### RECORD LIST

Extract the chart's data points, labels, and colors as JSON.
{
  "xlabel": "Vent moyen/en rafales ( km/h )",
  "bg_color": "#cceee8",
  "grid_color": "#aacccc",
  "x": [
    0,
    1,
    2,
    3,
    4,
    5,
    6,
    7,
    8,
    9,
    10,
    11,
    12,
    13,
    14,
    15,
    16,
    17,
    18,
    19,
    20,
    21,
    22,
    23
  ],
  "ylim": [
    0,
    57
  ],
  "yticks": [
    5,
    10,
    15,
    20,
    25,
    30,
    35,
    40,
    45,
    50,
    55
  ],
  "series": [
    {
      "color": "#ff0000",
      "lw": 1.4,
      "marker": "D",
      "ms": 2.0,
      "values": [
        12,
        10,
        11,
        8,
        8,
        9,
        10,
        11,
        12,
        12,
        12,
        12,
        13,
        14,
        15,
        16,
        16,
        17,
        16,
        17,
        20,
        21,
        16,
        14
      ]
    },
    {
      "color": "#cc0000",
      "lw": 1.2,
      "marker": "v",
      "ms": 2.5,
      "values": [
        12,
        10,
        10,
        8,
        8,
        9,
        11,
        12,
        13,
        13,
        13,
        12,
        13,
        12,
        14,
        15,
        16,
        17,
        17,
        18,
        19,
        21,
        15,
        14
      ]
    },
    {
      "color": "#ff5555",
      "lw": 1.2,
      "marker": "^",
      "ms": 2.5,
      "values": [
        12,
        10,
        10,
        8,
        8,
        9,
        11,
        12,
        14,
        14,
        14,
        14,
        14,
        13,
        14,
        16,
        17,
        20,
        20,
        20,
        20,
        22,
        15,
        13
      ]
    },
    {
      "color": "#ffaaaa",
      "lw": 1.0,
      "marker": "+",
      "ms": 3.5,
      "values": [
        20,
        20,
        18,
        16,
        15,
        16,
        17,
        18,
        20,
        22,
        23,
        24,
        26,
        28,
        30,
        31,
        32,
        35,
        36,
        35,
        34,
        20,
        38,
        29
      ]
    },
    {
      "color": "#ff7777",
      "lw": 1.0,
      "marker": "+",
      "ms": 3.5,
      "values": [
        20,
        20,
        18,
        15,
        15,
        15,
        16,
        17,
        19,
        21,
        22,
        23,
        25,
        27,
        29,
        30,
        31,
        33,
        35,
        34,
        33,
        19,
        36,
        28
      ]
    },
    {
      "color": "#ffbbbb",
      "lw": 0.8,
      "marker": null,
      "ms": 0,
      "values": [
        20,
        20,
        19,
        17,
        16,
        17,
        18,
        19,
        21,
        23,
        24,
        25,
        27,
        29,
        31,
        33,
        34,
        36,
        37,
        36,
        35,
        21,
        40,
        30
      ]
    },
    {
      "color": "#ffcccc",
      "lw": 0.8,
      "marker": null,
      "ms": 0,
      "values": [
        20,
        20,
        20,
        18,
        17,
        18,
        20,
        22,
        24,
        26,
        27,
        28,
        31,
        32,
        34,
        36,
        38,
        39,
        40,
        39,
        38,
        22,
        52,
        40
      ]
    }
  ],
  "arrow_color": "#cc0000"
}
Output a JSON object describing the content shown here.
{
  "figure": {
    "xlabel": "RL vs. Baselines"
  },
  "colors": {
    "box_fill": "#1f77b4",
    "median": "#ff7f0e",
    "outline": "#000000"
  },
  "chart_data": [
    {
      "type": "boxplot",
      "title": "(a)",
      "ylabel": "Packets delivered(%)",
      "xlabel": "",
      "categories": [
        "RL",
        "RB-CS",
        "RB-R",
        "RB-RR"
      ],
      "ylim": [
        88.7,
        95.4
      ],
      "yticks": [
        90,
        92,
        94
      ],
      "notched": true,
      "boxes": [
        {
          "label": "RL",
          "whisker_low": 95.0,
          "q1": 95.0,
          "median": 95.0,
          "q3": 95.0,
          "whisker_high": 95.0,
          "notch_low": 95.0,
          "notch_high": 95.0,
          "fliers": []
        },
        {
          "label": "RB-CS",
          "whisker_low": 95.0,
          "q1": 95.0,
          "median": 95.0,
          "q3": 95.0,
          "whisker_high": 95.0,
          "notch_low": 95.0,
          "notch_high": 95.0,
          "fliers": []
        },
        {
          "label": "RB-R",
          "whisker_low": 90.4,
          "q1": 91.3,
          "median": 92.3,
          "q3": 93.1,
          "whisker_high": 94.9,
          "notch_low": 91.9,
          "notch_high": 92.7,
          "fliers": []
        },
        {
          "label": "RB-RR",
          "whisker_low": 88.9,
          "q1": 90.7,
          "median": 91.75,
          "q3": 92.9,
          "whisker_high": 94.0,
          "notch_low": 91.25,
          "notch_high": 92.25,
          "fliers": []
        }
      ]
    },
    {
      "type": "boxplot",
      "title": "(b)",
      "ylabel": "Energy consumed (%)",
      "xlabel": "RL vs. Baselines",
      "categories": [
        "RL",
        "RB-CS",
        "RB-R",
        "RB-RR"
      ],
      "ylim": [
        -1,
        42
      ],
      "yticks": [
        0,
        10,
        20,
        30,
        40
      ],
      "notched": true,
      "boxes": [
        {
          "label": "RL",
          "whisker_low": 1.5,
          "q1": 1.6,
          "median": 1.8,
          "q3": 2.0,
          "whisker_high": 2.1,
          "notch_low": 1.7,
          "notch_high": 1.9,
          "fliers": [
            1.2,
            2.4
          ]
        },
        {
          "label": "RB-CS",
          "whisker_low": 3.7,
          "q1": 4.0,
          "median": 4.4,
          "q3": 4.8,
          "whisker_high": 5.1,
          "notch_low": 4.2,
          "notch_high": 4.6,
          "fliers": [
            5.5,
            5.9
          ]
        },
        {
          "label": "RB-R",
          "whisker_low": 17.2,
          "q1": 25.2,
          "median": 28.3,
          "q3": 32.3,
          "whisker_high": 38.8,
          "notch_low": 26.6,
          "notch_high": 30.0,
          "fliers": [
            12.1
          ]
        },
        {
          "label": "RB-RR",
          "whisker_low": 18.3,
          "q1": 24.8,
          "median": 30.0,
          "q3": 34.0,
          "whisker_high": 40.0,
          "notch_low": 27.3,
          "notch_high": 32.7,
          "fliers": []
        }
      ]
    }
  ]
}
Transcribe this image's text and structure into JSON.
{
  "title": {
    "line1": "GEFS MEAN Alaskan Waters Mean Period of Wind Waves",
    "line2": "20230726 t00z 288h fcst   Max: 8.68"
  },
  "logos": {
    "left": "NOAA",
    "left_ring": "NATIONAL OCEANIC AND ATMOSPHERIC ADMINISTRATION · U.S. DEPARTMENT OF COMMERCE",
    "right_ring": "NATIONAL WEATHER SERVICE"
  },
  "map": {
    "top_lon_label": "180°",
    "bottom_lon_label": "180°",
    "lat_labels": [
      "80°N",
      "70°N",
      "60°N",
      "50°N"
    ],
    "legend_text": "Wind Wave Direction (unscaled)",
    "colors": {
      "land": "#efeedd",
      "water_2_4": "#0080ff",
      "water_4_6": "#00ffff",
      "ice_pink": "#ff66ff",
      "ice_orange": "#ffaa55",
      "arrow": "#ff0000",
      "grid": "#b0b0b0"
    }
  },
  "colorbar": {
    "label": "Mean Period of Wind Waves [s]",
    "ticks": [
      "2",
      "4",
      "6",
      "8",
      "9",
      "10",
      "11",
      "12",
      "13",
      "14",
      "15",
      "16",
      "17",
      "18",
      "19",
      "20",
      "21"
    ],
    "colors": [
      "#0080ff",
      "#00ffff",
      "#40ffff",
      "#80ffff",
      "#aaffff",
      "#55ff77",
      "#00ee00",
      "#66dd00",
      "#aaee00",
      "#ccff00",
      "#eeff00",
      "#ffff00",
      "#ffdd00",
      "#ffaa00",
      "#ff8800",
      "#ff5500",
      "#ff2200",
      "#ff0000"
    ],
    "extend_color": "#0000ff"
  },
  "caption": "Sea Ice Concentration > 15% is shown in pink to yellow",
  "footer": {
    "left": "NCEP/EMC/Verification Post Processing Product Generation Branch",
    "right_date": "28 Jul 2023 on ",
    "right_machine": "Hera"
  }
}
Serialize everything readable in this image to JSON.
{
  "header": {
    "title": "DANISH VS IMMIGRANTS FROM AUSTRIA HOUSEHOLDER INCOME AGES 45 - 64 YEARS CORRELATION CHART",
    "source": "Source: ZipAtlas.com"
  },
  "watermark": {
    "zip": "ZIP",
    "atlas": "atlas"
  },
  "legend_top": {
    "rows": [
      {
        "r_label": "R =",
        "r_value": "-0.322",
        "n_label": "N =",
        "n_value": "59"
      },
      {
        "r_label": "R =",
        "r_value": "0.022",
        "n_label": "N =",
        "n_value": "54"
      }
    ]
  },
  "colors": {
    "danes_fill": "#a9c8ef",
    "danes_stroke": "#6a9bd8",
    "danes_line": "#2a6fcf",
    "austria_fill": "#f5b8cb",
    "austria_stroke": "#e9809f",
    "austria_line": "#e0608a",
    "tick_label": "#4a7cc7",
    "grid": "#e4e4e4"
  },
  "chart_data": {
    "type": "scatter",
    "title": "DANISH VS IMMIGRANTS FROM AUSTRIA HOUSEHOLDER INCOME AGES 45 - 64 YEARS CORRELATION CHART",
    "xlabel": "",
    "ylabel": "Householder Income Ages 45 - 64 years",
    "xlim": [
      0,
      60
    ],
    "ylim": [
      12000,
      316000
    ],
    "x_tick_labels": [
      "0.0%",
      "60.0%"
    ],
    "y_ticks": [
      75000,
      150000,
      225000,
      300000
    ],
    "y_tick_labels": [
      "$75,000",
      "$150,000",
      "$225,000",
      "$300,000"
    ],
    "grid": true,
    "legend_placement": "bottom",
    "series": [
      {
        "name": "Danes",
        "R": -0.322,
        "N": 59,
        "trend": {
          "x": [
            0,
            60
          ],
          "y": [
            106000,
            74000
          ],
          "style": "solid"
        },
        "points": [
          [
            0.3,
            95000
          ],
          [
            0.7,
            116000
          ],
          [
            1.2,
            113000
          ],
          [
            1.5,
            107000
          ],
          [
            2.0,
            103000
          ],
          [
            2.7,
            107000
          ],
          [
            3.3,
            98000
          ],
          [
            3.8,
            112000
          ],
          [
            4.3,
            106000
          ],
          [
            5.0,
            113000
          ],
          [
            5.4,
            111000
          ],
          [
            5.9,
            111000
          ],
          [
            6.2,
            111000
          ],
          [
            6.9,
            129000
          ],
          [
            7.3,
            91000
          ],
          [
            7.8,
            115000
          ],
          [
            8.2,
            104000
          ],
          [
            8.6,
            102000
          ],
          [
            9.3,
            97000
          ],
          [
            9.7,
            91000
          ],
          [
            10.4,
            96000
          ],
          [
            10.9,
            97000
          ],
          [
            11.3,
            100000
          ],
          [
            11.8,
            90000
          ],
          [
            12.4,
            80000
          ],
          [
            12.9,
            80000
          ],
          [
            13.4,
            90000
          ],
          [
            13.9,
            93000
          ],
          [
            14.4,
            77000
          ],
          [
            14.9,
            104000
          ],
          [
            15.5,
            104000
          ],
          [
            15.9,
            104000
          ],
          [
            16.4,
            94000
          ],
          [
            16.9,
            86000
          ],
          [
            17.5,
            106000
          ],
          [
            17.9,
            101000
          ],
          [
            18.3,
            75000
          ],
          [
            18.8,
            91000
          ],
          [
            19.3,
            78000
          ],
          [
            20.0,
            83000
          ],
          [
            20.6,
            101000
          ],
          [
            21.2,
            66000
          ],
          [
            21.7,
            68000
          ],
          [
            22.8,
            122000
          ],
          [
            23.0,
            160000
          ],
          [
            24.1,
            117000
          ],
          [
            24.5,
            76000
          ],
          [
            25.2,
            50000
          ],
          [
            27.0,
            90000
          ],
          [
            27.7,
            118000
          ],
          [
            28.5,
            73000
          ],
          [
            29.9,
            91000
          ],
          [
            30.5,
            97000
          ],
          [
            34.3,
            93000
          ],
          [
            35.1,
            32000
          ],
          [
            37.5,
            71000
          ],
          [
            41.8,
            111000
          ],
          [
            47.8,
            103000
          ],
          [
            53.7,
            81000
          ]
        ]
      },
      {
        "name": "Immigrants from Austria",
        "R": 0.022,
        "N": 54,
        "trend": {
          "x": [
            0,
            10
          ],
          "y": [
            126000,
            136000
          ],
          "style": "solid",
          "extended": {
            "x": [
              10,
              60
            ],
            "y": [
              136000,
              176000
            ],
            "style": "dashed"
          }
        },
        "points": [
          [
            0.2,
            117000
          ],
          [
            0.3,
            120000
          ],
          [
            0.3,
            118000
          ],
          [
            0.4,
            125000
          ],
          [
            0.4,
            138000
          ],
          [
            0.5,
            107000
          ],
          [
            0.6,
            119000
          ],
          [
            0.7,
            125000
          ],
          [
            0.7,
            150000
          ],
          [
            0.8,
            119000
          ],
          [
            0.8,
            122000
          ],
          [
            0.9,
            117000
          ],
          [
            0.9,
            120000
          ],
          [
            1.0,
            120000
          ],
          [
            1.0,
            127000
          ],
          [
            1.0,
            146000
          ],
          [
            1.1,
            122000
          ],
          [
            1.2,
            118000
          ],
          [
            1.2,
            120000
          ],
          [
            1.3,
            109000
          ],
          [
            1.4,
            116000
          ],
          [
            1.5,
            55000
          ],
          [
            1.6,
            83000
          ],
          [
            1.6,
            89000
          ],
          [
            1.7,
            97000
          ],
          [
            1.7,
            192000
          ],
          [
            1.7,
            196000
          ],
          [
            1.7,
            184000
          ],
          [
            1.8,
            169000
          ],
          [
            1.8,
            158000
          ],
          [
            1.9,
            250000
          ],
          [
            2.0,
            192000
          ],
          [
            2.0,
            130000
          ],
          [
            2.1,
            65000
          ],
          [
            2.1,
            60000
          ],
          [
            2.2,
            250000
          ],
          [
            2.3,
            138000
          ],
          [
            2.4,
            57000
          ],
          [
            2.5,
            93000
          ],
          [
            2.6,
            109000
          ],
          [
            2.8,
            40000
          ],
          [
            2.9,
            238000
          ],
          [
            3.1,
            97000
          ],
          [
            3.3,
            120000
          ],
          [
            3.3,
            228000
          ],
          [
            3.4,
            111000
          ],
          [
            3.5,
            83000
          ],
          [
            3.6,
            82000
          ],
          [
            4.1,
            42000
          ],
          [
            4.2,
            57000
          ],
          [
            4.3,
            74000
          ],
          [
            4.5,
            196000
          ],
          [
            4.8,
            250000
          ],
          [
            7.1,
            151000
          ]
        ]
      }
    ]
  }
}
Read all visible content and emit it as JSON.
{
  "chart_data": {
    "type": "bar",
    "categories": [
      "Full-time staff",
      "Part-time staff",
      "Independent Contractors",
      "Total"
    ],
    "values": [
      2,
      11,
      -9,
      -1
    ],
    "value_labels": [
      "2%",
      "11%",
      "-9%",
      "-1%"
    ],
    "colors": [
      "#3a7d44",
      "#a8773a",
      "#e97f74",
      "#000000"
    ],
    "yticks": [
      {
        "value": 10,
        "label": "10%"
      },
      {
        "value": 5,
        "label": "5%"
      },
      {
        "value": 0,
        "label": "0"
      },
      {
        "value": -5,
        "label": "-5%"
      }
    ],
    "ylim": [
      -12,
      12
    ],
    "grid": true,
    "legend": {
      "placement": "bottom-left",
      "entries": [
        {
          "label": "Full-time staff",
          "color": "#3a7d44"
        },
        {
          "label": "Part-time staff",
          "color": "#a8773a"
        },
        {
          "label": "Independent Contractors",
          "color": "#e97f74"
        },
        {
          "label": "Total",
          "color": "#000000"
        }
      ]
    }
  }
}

### PROBLEM TO SOLVE
Pull out each line holding the string "median".

### OUTPUT OF THE TASK
    "median": "#ff7f0e",
          "median": 95.0,
          "median": 95.0,
          "median": 92.3,
          "median": 91.75,
          "median": 1.8,
          "median": 4.4,
          "median": 28.3,
          "median": 30.0,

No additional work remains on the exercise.